**What you should do**
Print the entries below word for word; the pictures stay out of your copy.

**Exercise inputs**
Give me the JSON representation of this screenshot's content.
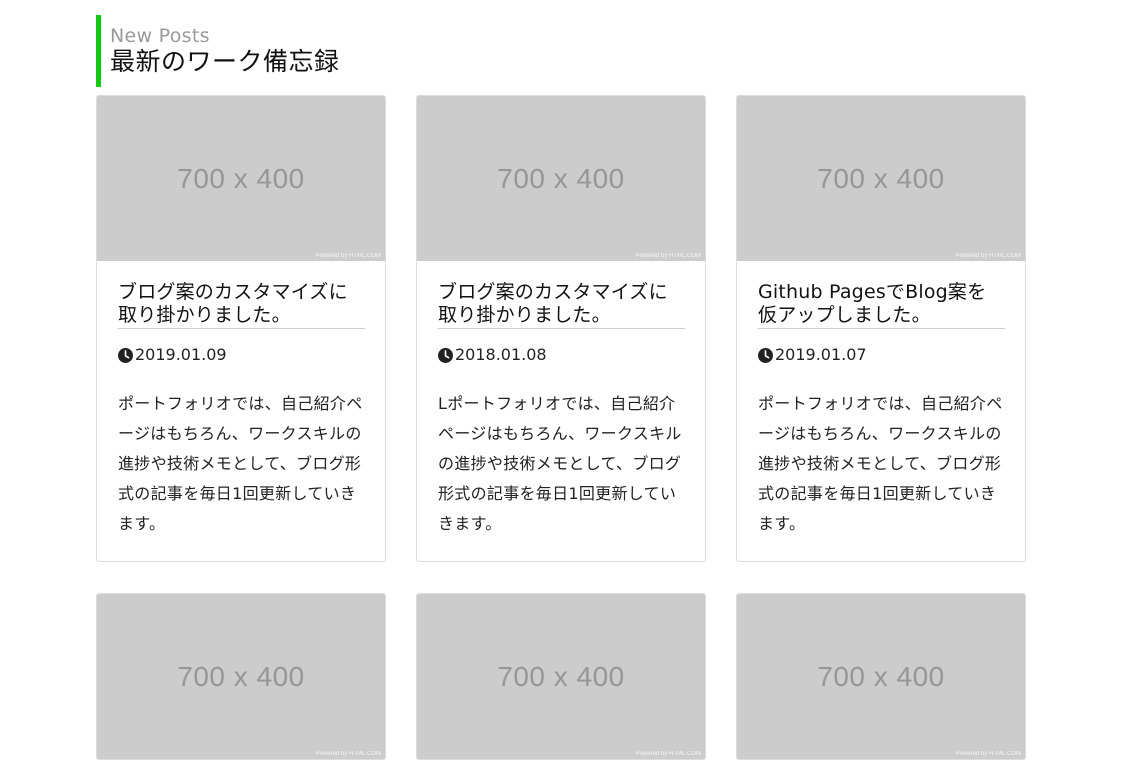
{
  "section": {
    "subtitle": "New Posts",
    "title": "最新のワーク備忘録"
  },
  "accent_color": "#14c814",
  "thumbnail": {
    "label": "700 x 400",
    "credit": "Powered by HTML.COM"
  },
  "posts": [
    {
      "title": "ブログ案のカスタマイズに取り掛かりました。",
      "date": "2019.01.09",
      "excerpt": "ポートフォリオでは、自己紹介ページはもちろん、ワークスキルの進捗や技術メモとして、ブログ形式の記事を毎日1回更新していきます。",
      "icon": "clock-icon"
    },
    {
      "title": "ブログ案のカスタマイズに取り掛かりました。",
      "date": "2018.01.08",
      "excerpt": "Lポートフォリオでは、自己紹介ページはもちろん、ワークスキルの進捗や技術メモとして、ブログ形式の記事を毎日1回更新していきます。",
      "icon": "clock-icon"
    },
    {
      "title": "Github PagesでBlog案を仮アップしました。",
      "date": "2019.01.07",
      "excerpt": "ポートフォリオでは、自己紹介ページはもちろん、ワークスキルの進捗や技術メモとして、ブログ形式の記事を毎日1回更新していきます。",
      "icon": "clock-icon"
    }
  ]
}
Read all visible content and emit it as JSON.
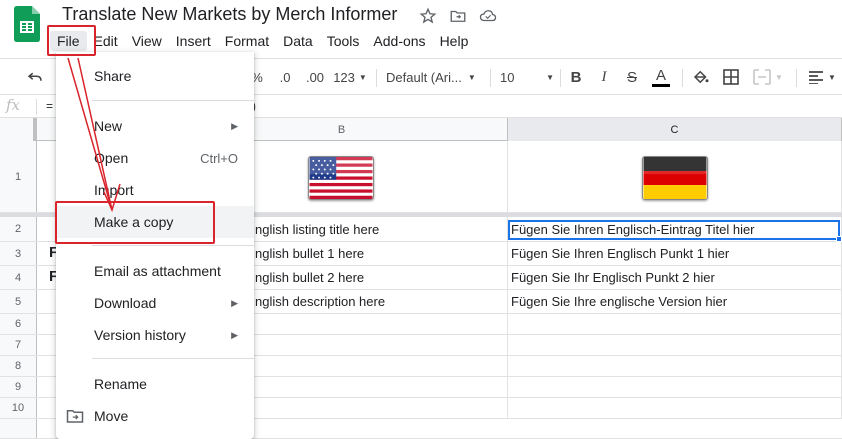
{
  "document": {
    "title": "Translate New Markets by Merch Informer"
  },
  "menubar": {
    "items": [
      "File",
      "Edit",
      "View",
      "Insert",
      "Format",
      "Data",
      "Tools",
      "Add-ons",
      "Help"
    ]
  },
  "toolbar": {
    "percent": "%",
    "decimal_decrease": ".0",
    "decimal_increase": ".00",
    "number_format": "123",
    "font_family": "Default (Ari...",
    "font_size": "10",
    "bold": "B",
    "italic": "I",
    "strikethrough": "S",
    "text_color": "A"
  },
  "formula_bar": {
    "fx": "fx",
    "content_start": "=",
    "content_end": ")"
  },
  "grid": {
    "columns": [
      "B",
      "C"
    ],
    "row_numbers": [
      "1",
      "2",
      "3",
      "4",
      "5",
      "6",
      "7",
      "8",
      "9",
      "10"
    ],
    "column_b": [
      "nglish listing title here",
      "nglish bullet 1 here",
      "nglish bullet 2 here",
      "nglish description here"
    ],
    "column_c": [
      "Fügen Sie Ihren Englisch-Eintrag Titel hier",
      "Fügen Sie Ihren Englisch Punkt 1 hier",
      "Fügen Sie Ihr Englisch Punkt 2 hier",
      "Fügen Sie Ihre englische Version hier"
    ],
    "partial_a_letters": [
      "F",
      "F"
    ]
  },
  "file_menu": {
    "share": "Share",
    "new": "New",
    "open": "Open",
    "open_shortcut": "Ctrl+O",
    "import": "Import",
    "make_copy": "Make a copy",
    "email": "Email as attachment",
    "download": "Download",
    "version_history": "Version history",
    "rename": "Rename",
    "move": "Move"
  },
  "colors": {
    "sheets_green": "#0f9d58",
    "annotation_red": "#d9242b",
    "selection_blue": "#1a73e8"
  }
}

**Final result**
Give me the JSON representation of this screenshot's content.
{
  "section": {
    "subtitle": "New Posts",
    "title": "最新のワーク備忘録"
  },
  "accent_color": "#14c814",
  "thumbnail": {
    "label": "700 x 400",
    "credit": "Powered by HTML.COM"
  },
  "posts": [
    {
      "title": "ブログ案のカスタマイズに取り掛かりました。",
      "date": "2019.01.09",
      "excerpt": "ポートフォリオでは、自己紹介ページはもちろん、ワークスキルの進捗や技術メモとして、ブログ形式の記事を毎日1回更新していきます。",
      "icon": "clock-icon"
    },
    {
      "title": "ブログ案のカスタマイズに取り掛かりました。",
      "date": "2018.01.08",
      "excerpt": "Lポートフォリオでは、自己紹介ページはもちろん、ワークスキルの進捗や技術メモとして、ブログ形式の記事を毎日1回更新していきます。",
      "icon": "clock-icon"
    },
    {
      "title": "Github PagesでBlog案を仮アップしました。",
      "date": "2019.01.07",
      "excerpt": "ポートフォリオでは、自己紹介ページはもちろん、ワークスキルの進捗や技術メモとして、ブログ形式の記事を毎日1回更新していきます。",
      "icon": "clock-icon"
    }
  ]
}
Read all visible content and emit it as JSON.
{
  "document": {
    "title": "Translate New Markets by Merch Informer"
  },
  "menubar": {
    "items": [
      "File",
      "Edit",
      "View",
      "Insert",
      "Format",
      "Data",
      "Tools",
      "Add-ons",
      "Help"
    ]
  },
  "toolbar": {
    "percent": "%",
    "decimal_decrease": ".0",
    "decimal_increase": ".00",
    "number_format": "123",
    "font_family": "Default (Ari...",
    "font_size": "10",
    "bold": "B",
    "italic": "I",
    "strikethrough": "S",
    "text_color": "A"
  },
  "formula_bar": {
    "fx": "fx",
    "content_start": "=",
    "content_end": ")"
  },
  "grid": {
    "columns": [
      "B",
      "C"
    ],
    "row_numbers": [
      "1",
      "2",
      "3",
      "4",
      "5",
      "6",
      "7",
      "8",
      "9",
      "10"
    ],
    "column_b": [
      "nglish listing title here",
      "nglish bullet 1 here",
      "nglish bullet 2 here",
      "nglish description here"
    ],
    "column_c": [
      "Fügen Sie Ihren Englisch-Eintrag Titel hier",
      "Fügen Sie Ihren Englisch Punkt 1 hier",
      "Fügen Sie Ihr Englisch Punkt 2 hier",
      "Fügen Sie Ihre englische Version hier"
    ],
    "partial_a_letters": [
      "F",
      "F"
    ]
  },
  "file_menu": {
    "share": "Share",
    "new": "New",
    "open": "Open",
    "open_shortcut": "Ctrl+O",
    "import": "Import",
    "make_copy": "Make a copy",
    "email": "Email as attachment",
    "download": "Download",
    "version_history": "Version history",
    "rename": "Rename",
    "move": "Move"
  },
  "colors": {
    "sheets_green": "#0f9d58",
    "annotation_red": "#d9242b",
    "selection_blue": "#1a73e8"
  }
}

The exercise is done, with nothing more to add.